▽

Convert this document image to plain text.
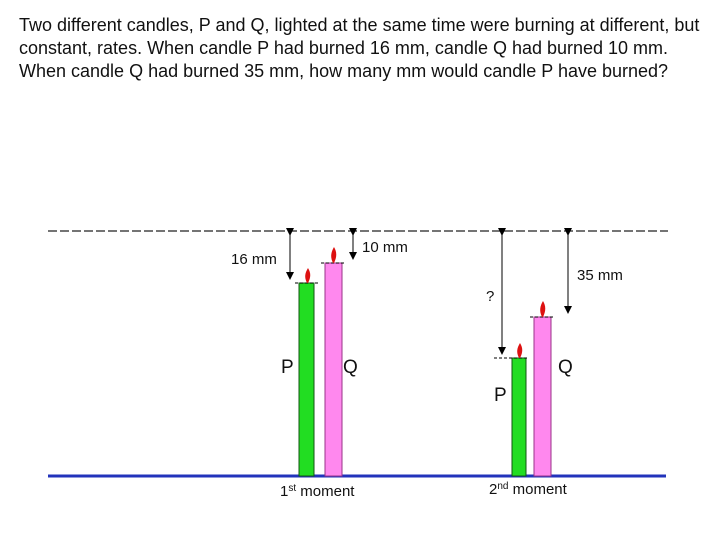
Two different candles, P and Q, lighted at the same time were burning at different, but constant, rates. When candle P had burned 16 mm, candle Q had burned 10 mm. When candle Q had burned 35 mm, how many mm would candle P have burned?
16 mm
10 mm
P	Q
1st moment
?
35 mm
P
Q
2nd moment
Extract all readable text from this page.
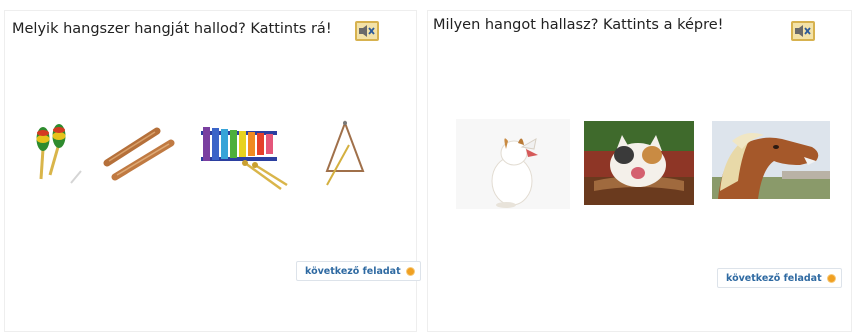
Melyik hangszer hangját hallod? Kattints rá!
következő feladat
Milyen hangot hallasz? Kattints a képre!
következő feladat
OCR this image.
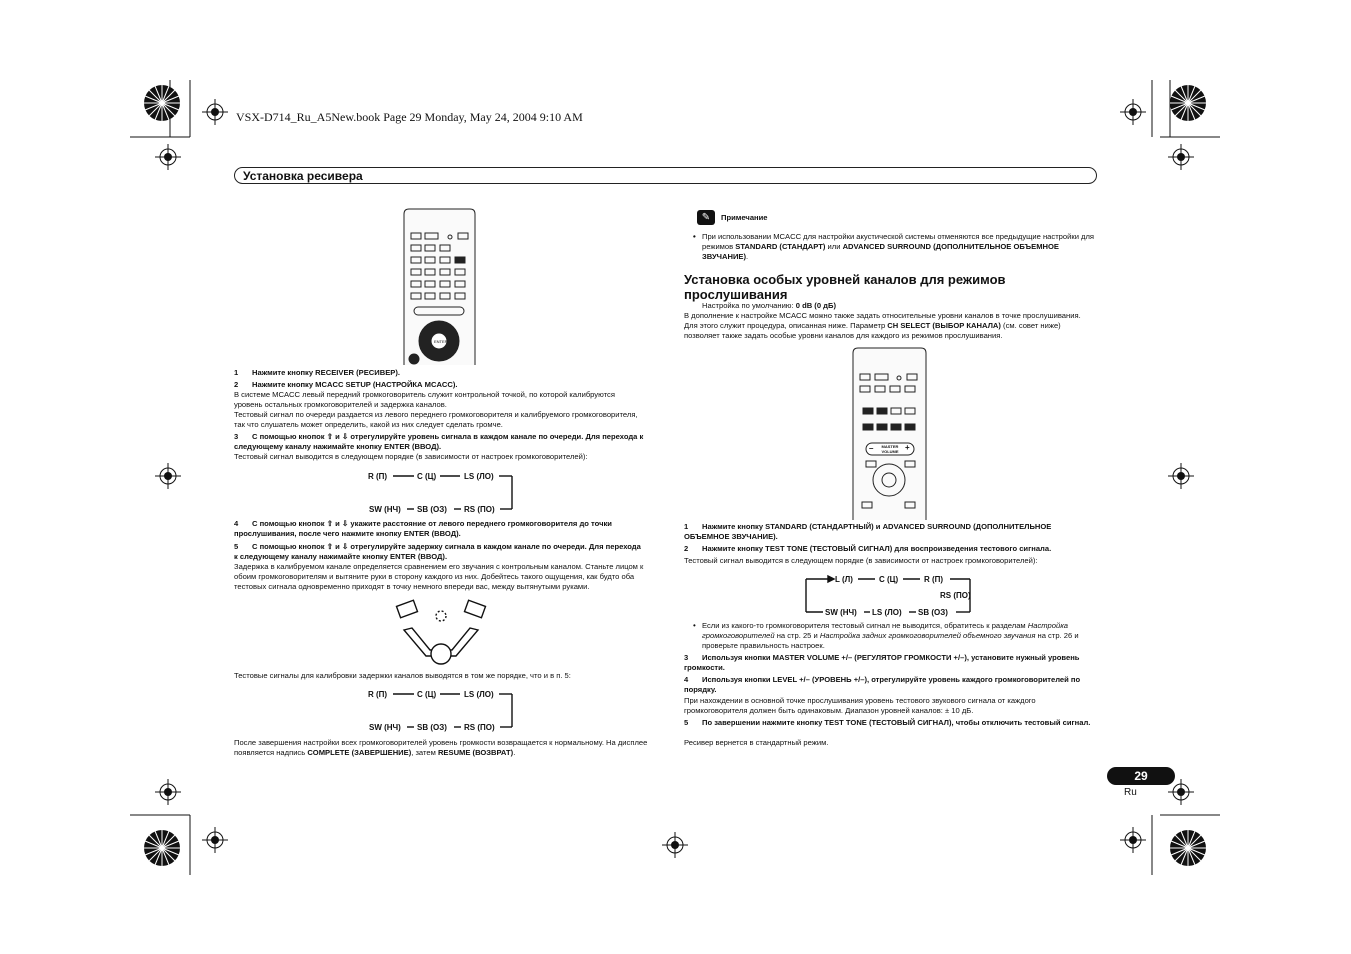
VSX-D714_Ru_A5New.book Page 29 Monday, May 24, 2004 9:10 AM
Установка ресивера
ENTER
1 Нажмите кнопку RECEIVER (РЕСИВЕР).
2 Нажмите кнопку MCACC SETUP (НАСТРОЙКА MCACC).
В системе MCACC левый передний громкоговоритель служит контрольной точкой, по которой калибруются уровень остальных громкоговорителей и задержка каналов.
Тестовый сигнал по очереди раздается из левого переднего громкоговорителя и калибруемого громкоговорителя, так что слушатель может определить, какой из них следует сделать громче.
3 С помощью кнопок ⇧ и ⇩ отрегулируйте уровень сигнала в каждом канале по очереди. Для перехода к следующему каналу нажимайте кнопку ENTER (ВВОД).
Тестовый сигнал выводится в следующем порядке (в зависимости от настроек громкоговорителей):
R (П)	C (Ц)	LS (ЛО)
SW (НЧ) SB (ОЗ) RS (ПО)
4 С помощью кнопок ⇧ и ⇩ укажите расстояние от левого переднего громкоговорителя до точки прослушивания, после чего нажмите кнопку ENTER (ВВОД).
5 С помощью кнопок ⇧ и ⇩ отрегулируйте задержку сигнала в каждом канале по очереди. Для перехода к следующему каналу нажимайте кнопку ENTER (ВВОД).
Задержка в калибруемом канале определяется сравнением его звучания с контрольным каналом. Станьте лицом к обоим громкоговорителям и вытяните руки в сторону каждого из них. Добейтесь такого ощущения, как будто оба тестовых сигнала одновременно приходят в точку немного впереди вас, между вытянутыми руками.
Тестовые сигналы для калибровки задержки каналов выводятся в том же порядке, что и в п. 5:
R (П)	C (Ц)	LS (ЛО)
SW (НЧ) SB (ОЗ) RS (ПО)
После завершения настройки всех громкоговорителей уровень громкости возвращается к нормальному. На дисплее появляется надпись COMPLETE (ЗАВЕРШЕНИЕ), затем RESUME (ВОЗВРАТ).
✎	Примечание
При использовании MCACC для настройки акустической системы отменяются все предыдущие настройки для режимов STANDARD (СТАНДАРТ) или ADVANCED SURROUND (ДОПОЛНИТЕЛЬНОЕ ОБЪЕМНОЕ ЗВУЧАНИЕ).
Установка особых уровней каналов для режимов прослушивания
Настройка по умолчанию: 0 dB (0 дБ)
В дополнение к настройке MCACC можно также задать относительные уровни каналов в точке прослушивания. Для этого служит процедура, описанная ниже. Параметр CH SELECT (ВЫБОР КАНАЛА) (см. совет ниже) позволяет также задать особые уровни каналов для каждого из режимов прослушивания.
MASTER
VOLUME
–	+
1 Нажмите кнопку STANDARD (СТАНДАРТНЫЙ) и ADVANCED SURROUND (ДОПОЛНИТЕЛЬНОЕ ОБЪЕМНОЕ ЗВУЧАНИЕ).
2 Нажмите кнопку TEST TONE (ТЕСТОВЫЙ СИГНАЛ) для воспроизведения тестового сигнала.
Тестовый сигнал выводится в следующем порядке (в зависимости от настроек громкоговорителей):
L (Л)	C (Ц)	R (П)
RS (ПО)
SW (НЧ) LS (ЛО) SB (ОЗ)
Если из какого-то громкоговорителя тестовый сигнал не выводится, обратитесь к разделам Настройка громкоговорителей на стр. 25 и Настройка задних громкоговорителей объемного звучания на стр. 26 и проверьте правильность настроек.
•
•
3 Используя кнопки MASTER VOLUME +/– (РЕГУЛЯТОР ГРОМКОСТИ +/–), установите нужный уровень громкости.
4 Используя кнопки LEVEL +/– (УРОВЕНЬ +/–), отрегулируйте уровень каждого громкоговорителей по порядку.
При нахождении в основной точке прослушивания уровень тестового звукового сигнала от каждого громкоговорителя должен быть одинаковым. Диапазон уровней каналов: ± 10 дБ.
5 По завершении нажмите кнопку TEST TONE (ТЕСТОВЫЙ СИГНАЛ), чтобы отключить тестовый сигнал.
Ресивер вернется в стандартный режим.
29
Ru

△

Given task: Would you return the data exactly as written, without the pictures?

Solution to the exercise:
Convert this document image to plain text.
Two different candles, P and Q, lighted at the same time were burning at different, but constant, rates. When candle P had burned 16 mm, candle Q had burned 10 mm. When candle Q had burned 35 mm, how many mm would candle P have burned?
16 mm
10 mm
P	Q
1st moment
?
35 mm
P
Q
2nd moment
Extract all readable text from this page.
Melyik hangszer hangját hallod? Kattints rá!
következő feladat
Milyen hangot hallasz? Kattints a képre!
következő feladat
OCR this image.
VSX-D714_Ru_A5New.book Page 29 Monday, May 24, 2004 9:10 AM
Установка ресивера
ENTER
1 Нажмите кнопку RECEIVER (РЕСИВЕР).
2 Нажмите кнопку MCACC SETUP (НАСТРОЙКА MCACC).
В системе MCACC левый передний громкоговоритель служит контрольной точкой, по которой калибруются уровень остальных громкоговорителей и задержка каналов.
Тестовый сигнал по очереди раздается из левого переднего громкоговорителя и калибруемого громкоговорителя, так что слушатель может определить, какой из них следует сделать громче.
3 С помощью кнопок ⇧ и ⇩ отрегулируйте уровень сигнала в каждом канале по очереди. Для перехода к следующему каналу нажимайте кнопку ENTER (ВВОД).
Тестовый сигнал выводится в следующем порядке (в зависимости от настроек громкоговорителей):
R (П)	C (Ц)	LS (ЛО)
SW (НЧ) SB (ОЗ) RS (ПО)
4 С помощью кнопок ⇧ и ⇩ укажите расстояние от левого переднего громкоговорителя до точки прослушивания, после чего нажмите кнопку ENTER (ВВОД).
5 С помощью кнопок ⇧ и ⇩ отрегулируйте задержку сигнала в каждом канале по очереди. Для перехода к следующему каналу нажимайте кнопку ENTER (ВВОД).
Задержка в калибруемом канале определяется сравнением его звучания с контрольным каналом. Станьте лицом к обоим громкоговорителям и вытяните руки в сторону каждого из них. Добейтесь такого ощущения, как будто оба тестовых сигнала одновременно приходят в точку немного впереди вас, между вытянутыми руками.
Тестовые сигналы для калибровки задержки каналов выводятся в том же порядке, что и в п. 5:
R (П)	C (Ц)	LS (ЛО)
SW (НЧ) SB (ОЗ) RS (ПО)
После завершения настройки всех громкоговорителей уровень громкости возвращается к нормальному. На дисплее появляется надпись COMPLETE (ЗАВЕРШЕНИЕ), затем RESUME (ВОЗВРАТ).
✎	Примечание
При использовании MCACC для настройки акустической системы отменяются все предыдущие настройки для режимов STANDARD (СТАНДАРТ) или ADVANCED SURROUND (ДОПОЛНИТЕЛЬНОЕ ОБЪЕМНОЕ ЗВУЧАНИЕ).
Установка особых уровней каналов для режимов прослушивания
Настройка по умолчанию: 0 dB (0 дБ)
В дополнение к настройке MCACC можно также задать относительные уровни каналов в точке прослушивания. Для этого служит процедура, описанная ниже. Параметр CH SELECT (ВЫБОР КАНАЛА) (см. совет ниже) позволяет также задать особые уровни каналов для каждого из режимов прослушивания.
MASTER
VOLUME
–	+
1 Нажмите кнопку STANDARD (СТАНДАРТНЫЙ) и ADVANCED SURROUND (ДОПОЛНИТЕЛЬНОЕ ОБЪЕМНОЕ ЗВУЧАНИЕ).
2 Нажмите кнопку TEST TONE (ТЕСТОВЫЙ СИГНАЛ) для воспроизведения тестового сигнала.
Тестовый сигнал выводится в следующем порядке (в зависимости от настроек громкоговорителей):
L (Л)	C (Ц)	R (П)
RS (ПО)
SW (НЧ) LS (ЛО) SB (ОЗ)
Если из какого-то громкоговорителя тестовый сигнал не выводится, обратитесь к разделам Настройка громкоговорителей на стр. 25 и Настройка задних громкоговорителей объемного звучания на стр. 26 и проверьте правильность настроек.
•
•
3 Используя кнопки MASTER VOLUME +/– (РЕГУЛЯТОР ГРОМКОСТИ +/–), установите нужный уровень громкости.
4 Используя кнопки LEVEL +/– (УРОВЕНЬ +/–), отрегулируйте уровень каждого громкоговорителей по порядку.
При нахождении в основной точке прослушивания уровень тестового звукового сигнала от каждого громкоговорителя должен быть одинаковым. Диапазон уровней каналов: ± 10 дБ.
5 По завершении нажмите кнопку TEST TONE (ТЕСТОВЫЙ СИГНАЛ), чтобы отключить тестовый сигнал.
Ресивер вернется в стандартный режим.
29
Ru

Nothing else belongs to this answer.